§ **Written instruction**
Exclude the pictures and reproduce the remaining data exactly as written.

§ **Dataset listings of figures**
# # # # #

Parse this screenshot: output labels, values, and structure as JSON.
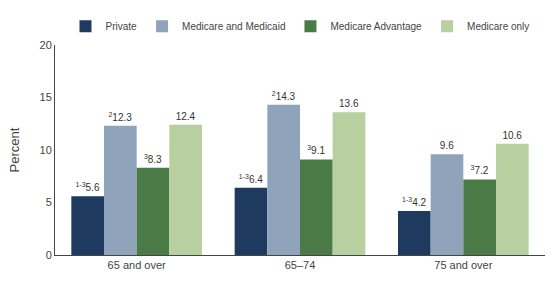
{
  "chart_data": {
    "type": "bar",
    "categories": [
      "65 and over",
      "65–74",
      "75 and over"
    ],
    "series": [
      {
        "name": "Private",
        "color": "#1e3a5f",
        "values": [
          5.6,
          6.4,
          4.2
        ],
        "annotations": [
          "1-3",
          "1-3",
          "1-3"
        ]
      },
      {
        "name": "Medicare and Medicaid",
        "color": "#8fa3bb",
        "values": [
          12.3,
          14.3,
          9.6
        ],
        "annotations": [
          "2",
          "2",
          null
        ]
      },
      {
        "name": "Medicare Advantage",
        "color": "#4a7a45",
        "values": [
          8.3,
          9.1,
          7.2
        ],
        "annotations": [
          "3",
          "3",
          "3"
        ]
      },
      {
        "name": "Medicare only",
        "color": "#b8cfa0",
        "values": [
          12.4,
          13.6,
          10.6
        ]
      }
    ],
    "ylabel": "Percent",
    "ylim": [
      0,
      20
    ],
    "yticks": [
      0,
      5,
      10,
      15,
      20
    ],
    "grid": false,
    "legend": "top",
    "data_labels": true
  }
}
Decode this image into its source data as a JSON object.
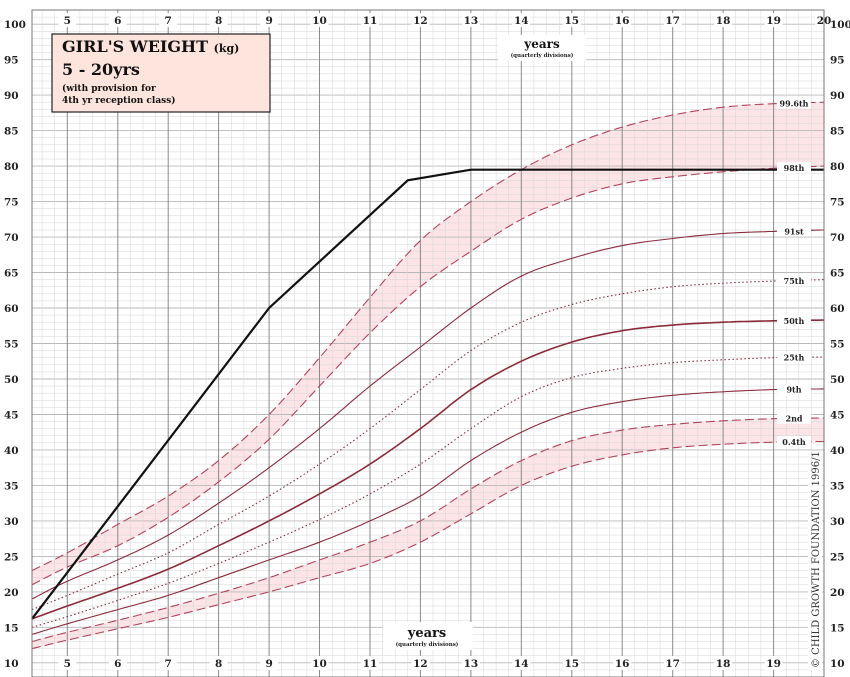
{
  "chart_data": {
    "type": "line",
    "title": "GIRL'S WEIGHT",
    "title_unit": "(kg)",
    "subtitle": "5 - 20yrs",
    "note_line1": "(with provision for",
    "note_line2": "4th yr reception class)",
    "xlabel_top": "years",
    "xlabel_top_sub": "(quarterly divisions)",
    "xlabel_bottom": "years",
    "xlabel_bottom_sub": "(quarterly divisions)",
    "copyright": "© CHILD GROWTH FOUNDATION 1996/1",
    "xlim": [
      4.3,
      20
    ],
    "ylim": [
      8,
      102
    ],
    "x_ticks_top": [
      "5",
      "6",
      "7",
      "8",
      "9",
      "10",
      "11",
      "12",
      "13",
      "14",
      "15",
      "16",
      "17",
      "18",
      "19",
      "20"
    ],
    "x_ticks_bottom": [
      "5",
      "6",
      "7",
      "8",
      "9",
      "10",
      "11",
      "12",
      "13",
      "14",
      "15",
      "16",
      "17",
      "18",
      "19"
    ],
    "y_ticks": [
      "10",
      "15",
      "20",
      "25",
      "30",
      "35",
      "40",
      "45",
      "50",
      "55",
      "60",
      "65",
      "70",
      "75",
      "80",
      "85",
      "90",
      "95",
      "100"
    ],
    "x": [
      4.3,
      5,
      6,
      7,
      8,
      9,
      10,
      11,
      12,
      13,
      14,
      15,
      16,
      17,
      18,
      19,
      20
    ],
    "series": [
      {
        "name": "99.6th",
        "style": "dashed",
        "values": [
          23.0,
          25.5,
          29.5,
          33.5,
          38.5,
          45.0,
          53.0,
          61.5,
          69.5,
          75.0,
          79.5,
          83.0,
          85.5,
          87.2,
          88.3,
          88.8,
          89.0
        ]
      },
      {
        "name": "98th",
        "style": "dashed",
        "values": [
          21.0,
          23.5,
          26.5,
          30.5,
          35.5,
          41.5,
          49.0,
          56.5,
          63.0,
          68.0,
          72.5,
          75.5,
          77.5,
          78.5,
          79.2,
          79.7,
          80.0
        ]
      },
      {
        "name": "91st",
        "style": "solid",
        "values": [
          19.0,
          21.5,
          24.5,
          28.0,
          32.5,
          37.5,
          43.0,
          49.0,
          54.5,
          60.0,
          64.5,
          67.0,
          68.8,
          69.8,
          70.5,
          70.8,
          71.0
        ]
      },
      {
        "name": "75th",
        "style": "dotted",
        "values": [
          17.5,
          19.5,
          22.5,
          25.5,
          29.5,
          33.5,
          38.0,
          43.0,
          48.5,
          54.0,
          58.0,
          60.5,
          62.0,
          63.0,
          63.5,
          63.8,
          64.0
        ]
      },
      {
        "name": "50th",
        "style": "solid",
        "values": [
          16.2,
          18.0,
          20.5,
          23.2,
          26.5,
          30.0,
          33.8,
          38.0,
          43.0,
          48.5,
          52.5,
          55.2,
          56.8,
          57.6,
          58.0,
          58.2,
          58.3
        ]
      },
      {
        "name": "25th",
        "style": "dotted",
        "values": [
          15.0,
          16.5,
          18.8,
          21.2,
          24.0,
          27.0,
          30.2,
          33.8,
          38.0,
          43.0,
          47.5,
          50.2,
          51.5,
          52.3,
          52.7,
          53.0,
          53.1
        ]
      },
      {
        "name": "9th",
        "style": "solid",
        "values": [
          14.0,
          15.5,
          17.5,
          19.5,
          22.0,
          24.5,
          27.0,
          30.0,
          33.5,
          38.5,
          42.5,
          45.3,
          46.8,
          47.7,
          48.2,
          48.5,
          48.6
        ]
      },
      {
        "name": "2nd",
        "style": "dashed",
        "values": [
          13.0,
          14.3,
          16.0,
          17.8,
          19.8,
          22.0,
          24.5,
          27.0,
          30.0,
          34.5,
          38.5,
          41.3,
          42.8,
          43.6,
          44.1,
          44.4,
          44.5
        ]
      },
      {
        "name": "0.4th",
        "style": "dashed",
        "values": [
          12.0,
          13.2,
          14.8,
          16.4,
          18.2,
          20.0,
          22.0,
          24.0,
          27.0,
          31.0,
          35.0,
          37.7,
          39.3,
          40.3,
          40.8,
          41.1,
          41.2
        ]
      }
    ],
    "bands": [
      [
        "99.6th",
        "98th"
      ],
      [
        "2nd",
        "0.4th"
      ]
    ],
    "reference_line": {
      "x": [
        4.3,
        9,
        11.75,
        13,
        20
      ],
      "y": [
        16.2,
        60,
        78,
        79.5,
        79.5
      ]
    },
    "colors": {
      "percentile": "#8b2b3a",
      "dashed": "#b3435a",
      "band": "#fde4e7",
      "grid": "#b8b8b8",
      "grid_minor": "#d6d6d6",
      "reference": "#111111",
      "title_box": "#fde4dc"
    }
  }
}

# # # # #

§ **Solution to this exercise**
Parse this screenshot: output labels, values, and structure as JSON.
{
  "chart_data": {
    "type": "bar",
    "categories": [
      "65 and over",
      "65–74",
      "75 and over"
    ],
    "series": [
      {
        "name": "Private",
        "color": "#1e3a5f",
        "values": [
          5.6,
          6.4,
          4.2
        ],
        "annotations": [
          "1-3",
          "1-3",
          "1-3"
        ]
      },
      {
        "name": "Medicare and Medicaid",
        "color": "#8fa3bb",
        "values": [
          12.3,
          14.3,
          9.6
        ],
        "annotations": [
          "2",
          "2",
          null
        ]
      },
      {
        "name": "Medicare Advantage",
        "color": "#4a7a45",
        "values": [
          8.3,
          9.1,
          7.2
        ],
        "annotations": [
          "3",
          "3",
          "3"
        ]
      },
      {
        "name": "Medicare only",
        "color": "#b8cfa0",
        "values": [
          12.4,
          13.6,
          10.6
        ]
      }
    ],
    "ylabel": "Percent",
    "ylim": [
      0,
      20
    ],
    "yticks": [
      0,
      5,
      10,
      15,
      20
    ],
    "grid": false,
    "legend": "top",
    "data_labels": true
  }
}
Decode this image into its source data as a JSON object.
{
  "chart_data": {
    "type": "line",
    "title": "GIRL'S WEIGHT",
    "title_unit": "(kg)",
    "subtitle": "5 - 20yrs",
    "note_line1": "(with provision for",
    "note_line2": "4th yr reception class)",
    "xlabel_top": "years",
    "xlabel_top_sub": "(quarterly divisions)",
    "xlabel_bottom": "years",
    "xlabel_bottom_sub": "(quarterly divisions)",
    "copyright": "© CHILD GROWTH FOUNDATION 1996/1",
    "xlim": [
      4.3,
      20
    ],
    "ylim": [
      8,
      102
    ],
    "x_ticks_top": [
      "5",
      "6",
      "7",
      "8",
      "9",
      "10",
      "11",
      "12",
      "13",
      "14",
      "15",
      "16",
      "17",
      "18",
      "19",
      "20"
    ],
    "x_ticks_bottom": [
      "5",
      "6",
      "7",
      "8",
      "9",
      "10",
      "11",
      "12",
      "13",
      "14",
      "15",
      "16",
      "17",
      "18",
      "19"
    ],
    "y_ticks": [
      "10",
      "15",
      "20",
      "25",
      "30",
      "35",
      "40",
      "45",
      "50",
      "55",
      "60",
      "65",
      "70",
      "75",
      "80",
      "85",
      "90",
      "95",
      "100"
    ],
    "x": [
      4.3,
      5,
      6,
      7,
      8,
      9,
      10,
      11,
      12,
      13,
      14,
      15,
      16,
      17,
      18,
      19,
      20
    ],
    "series": [
      {
        "name": "99.6th",
        "style": "dashed",
        "values": [
          23.0,
          25.5,
          29.5,
          33.5,
          38.5,
          45.0,
          53.0,
          61.5,
          69.5,
          75.0,
          79.5,
          83.0,
          85.5,
          87.2,
          88.3,
          88.8,
          89.0
        ]
      },
      {
        "name": "98th",
        "style": "dashed",
        "values": [
          21.0,
          23.5,
          26.5,
          30.5,
          35.5,
          41.5,
          49.0,
          56.5,
          63.0,
          68.0,
          72.5,
          75.5,
          77.5,
          78.5,
          79.2,
          79.7,
          80.0
        ]
      },
      {
        "name": "91st",
        "style": "solid",
        "values": [
          19.0,
          21.5,
          24.5,
          28.0,
          32.5,
          37.5,
          43.0,
          49.0,
          54.5,
          60.0,
          64.5,
          67.0,
          68.8,
          69.8,
          70.5,
          70.8,
          71.0
        ]
      },
      {
        "name": "75th",
        "style": "dotted",
        "values": [
          17.5,
          19.5,
          22.5,
          25.5,
          29.5,
          33.5,
          38.0,
          43.0,
          48.5,
          54.0,
          58.0,
          60.5,
          62.0,
          63.0,
          63.5,
          63.8,
          64.0
        ]
      },
      {
        "name": "50th",
        "style": "solid",
        "values": [
          16.2,
          18.0,
          20.5,
          23.2,
          26.5,
          30.0,
          33.8,
          38.0,
          43.0,
          48.5,
          52.5,
          55.2,
          56.8,
          57.6,
          58.0,
          58.2,
          58.3
        ]
      },
      {
        "name": "25th",
        "style": "dotted",
        "values": [
          15.0,
          16.5,
          18.8,
          21.2,
          24.0,
          27.0,
          30.2,
          33.8,
          38.0,
          43.0,
          47.5,
          50.2,
          51.5,
          52.3,
          52.7,
          53.0,
          53.1
        ]
      },
      {
        "name": "9th",
        "style": "solid",
        "values": [
          14.0,
          15.5,
          17.5,
          19.5,
          22.0,
          24.5,
          27.0,
          30.0,
          33.5,
          38.5,
          42.5,
          45.3,
          46.8,
          47.7,
          48.2,
          48.5,
          48.6
        ]
      },
      {
        "name": "2nd",
        "style": "dashed",
        "values": [
          13.0,
          14.3,
          16.0,
          17.8,
          19.8,
          22.0,
          24.5,
          27.0,
          30.0,
          34.5,
          38.5,
          41.3,
          42.8,
          43.6,
          44.1,
          44.4,
          44.5
        ]
      },
      {
        "name": "0.4th",
        "style": "dashed",
        "values": [
          12.0,
          13.2,
          14.8,
          16.4,
          18.2,
          20.0,
          22.0,
          24.0,
          27.0,
          31.0,
          35.0,
          37.7,
          39.3,
          40.3,
          40.8,
          41.1,
          41.2
        ]
      }
    ],
    "bands": [
      [
        "99.6th",
        "98th"
      ],
      [
        "2nd",
        "0.4th"
      ]
    ],
    "reference_line": {
      "x": [
        4.3,
        9,
        11.75,
        13,
        20
      ],
      "y": [
        16.2,
        60,
        78,
        79.5,
        79.5
      ]
    },
    "colors": {
      "percentile": "#8b2b3a",
      "dashed": "#b3435a",
      "band": "#fde4e7",
      "grid": "#b8b8b8",
      "grid_minor": "#d6d6d6",
      "reference": "#111111",
      "title_box": "#fde4dc"
    }
  }
}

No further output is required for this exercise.